## What you need to do
Transcribe all the records with complete accuracy.

## Provided data
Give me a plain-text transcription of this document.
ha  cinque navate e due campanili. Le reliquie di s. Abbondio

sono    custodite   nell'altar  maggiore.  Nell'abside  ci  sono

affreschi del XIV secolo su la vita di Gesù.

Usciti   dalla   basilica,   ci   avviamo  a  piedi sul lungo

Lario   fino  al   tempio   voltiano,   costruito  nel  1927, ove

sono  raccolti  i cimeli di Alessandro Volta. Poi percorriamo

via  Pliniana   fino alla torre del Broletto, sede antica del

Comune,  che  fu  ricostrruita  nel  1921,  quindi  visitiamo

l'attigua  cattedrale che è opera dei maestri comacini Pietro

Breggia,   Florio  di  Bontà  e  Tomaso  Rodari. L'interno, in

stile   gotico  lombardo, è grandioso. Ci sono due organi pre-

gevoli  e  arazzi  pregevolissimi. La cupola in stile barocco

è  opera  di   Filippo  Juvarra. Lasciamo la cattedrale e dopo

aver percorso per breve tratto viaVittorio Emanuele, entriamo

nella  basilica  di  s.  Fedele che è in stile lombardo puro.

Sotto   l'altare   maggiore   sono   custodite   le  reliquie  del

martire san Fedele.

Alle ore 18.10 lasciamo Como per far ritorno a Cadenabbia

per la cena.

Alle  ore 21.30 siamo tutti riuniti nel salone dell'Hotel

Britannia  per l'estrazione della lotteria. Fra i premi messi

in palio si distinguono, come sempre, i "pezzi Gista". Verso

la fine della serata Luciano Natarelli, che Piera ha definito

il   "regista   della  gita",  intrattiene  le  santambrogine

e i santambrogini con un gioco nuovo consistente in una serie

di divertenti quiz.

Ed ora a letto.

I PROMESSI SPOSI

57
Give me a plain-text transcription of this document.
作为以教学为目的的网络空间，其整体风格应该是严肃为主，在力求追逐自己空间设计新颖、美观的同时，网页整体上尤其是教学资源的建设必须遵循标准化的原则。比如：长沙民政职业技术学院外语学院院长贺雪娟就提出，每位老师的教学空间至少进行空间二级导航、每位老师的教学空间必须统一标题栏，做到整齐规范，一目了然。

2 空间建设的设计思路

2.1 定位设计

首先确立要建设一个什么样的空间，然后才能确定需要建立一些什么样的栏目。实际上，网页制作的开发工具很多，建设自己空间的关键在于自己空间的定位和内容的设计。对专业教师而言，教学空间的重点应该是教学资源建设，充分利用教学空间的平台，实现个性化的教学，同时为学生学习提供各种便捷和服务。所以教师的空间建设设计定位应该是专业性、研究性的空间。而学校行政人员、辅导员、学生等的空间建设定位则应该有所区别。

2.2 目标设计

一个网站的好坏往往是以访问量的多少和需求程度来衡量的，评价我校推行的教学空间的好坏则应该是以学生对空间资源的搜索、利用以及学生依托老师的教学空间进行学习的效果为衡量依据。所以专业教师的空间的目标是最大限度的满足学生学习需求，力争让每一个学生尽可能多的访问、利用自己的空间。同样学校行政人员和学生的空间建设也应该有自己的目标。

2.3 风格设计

## Output of the task
Give me a plain-text transcription of this document.
ha  cinque navate e due campanili. Le reliquie di s. Abbondio

sono    custodite   nell'altar  maggiore.  Nell'abside  ci  sono

affreschi del XIV secolo su la vita di Gesù.

Usciti   dalla   basilica,   ci   avviamo  a  piedi sul lungo

Lario   fino  al   tempio   voltiano,   costruito  nel  1927, ove

sono  raccolti  i cimeli di Alessandro Volta. Poi percorriamo

via  Pliniana   fino alla torre del Broletto, sede antica del

Comune,  che  fu  ricostrruita  nel  1921,  quindi  visitiamo

l'attigua  cattedrale che è opera dei maestri comacini Pietro

Breggia,   Florio  di  Bontà  e  Tomaso  Rodari. L'interno, in

stile   gotico  lombardo, è grandioso. Ci sono due organi pre-

gevoli  e  arazzi  pregevolissimi. La cupola in stile barocco

è  opera  di   Filippo  Juvarra. Lasciamo la cattedrale e dopo

aver percorso per breve tratto viaVittorio Emanuele, entriamo

nella  basilica  di  s.  Fedele che è in stile lombardo puro.

Sotto   l'altare   maggiore   sono   custodite   le  reliquie  del

martire san Fedele.

Alle ore 18.10 lasciamo Como per far ritorno a Cadenabbia

per la cena.

Alle  ore 21.30 siamo tutti riuniti nel salone dell'Hotel

Britannia  per l'estrazione della lotteria. Fra i premi messi

in palio si distinguono, come sempre, i "pezzi Gista". Verso

la fine della serata Luciano Natarelli, che Piera ha definito

il   "regista   della  gita",  intrattiene  le  santambrogine

e i santambrogini con un gioco nuovo consistente in una serie

di divertenti quiz.

Ed ora a letto.

I PROMESSI SPOSI

57
Give me a plain-text transcription of this document.
作为以教学为目的的网络空间，其整体风格应该是严肃为主，在力求追逐自己空间设计新颖、美观的同时，网页整体上尤其是教学资源的建设必须遵循标准化的原则。比如：长沙民政职业技术学院外语学院院长贺雪娟就提出，每位老师的教学空间至少进行空间二级导航、每位老师的教学空间必须统一标题栏，做到整齐规范，一目了然。

2 空间建设的设计思路

2.1 定位设计

首先确立要建设一个什么样的空间，然后才能确定需要建立一些什么样的栏目。实际上，网页制作的开发工具很多，建设自己空间的关键在于自己空间的定位和内容的设计。对专业教师而言，教学空间的重点应该是教学资源建设，充分利用教学空间的平台，实现个性化的教学，同时为学生学习提供各种便捷和服务。所以教师的空间建设设计定位应该是专业性、研究性的空间。而学校行政人员、辅导员、学生等的空间建设定位则应该有所区别。

2.2 目标设计

一个网站的好坏往往是以访问量的多少和需求程度来衡量的，评价我校推行的教学空间的好坏则应该是以学生对空间资源的搜索、利用以及学生依托老师的教学空间进行学习的效果为衡量依据。所以专业教师的空间的目标是最大限度的满足学生学习需求，力争让每一个学生尽可能多的访问、利用自己的空间。同样学校行政人员和学生的空间建设也应该有自己的目标。

2.3 风格设计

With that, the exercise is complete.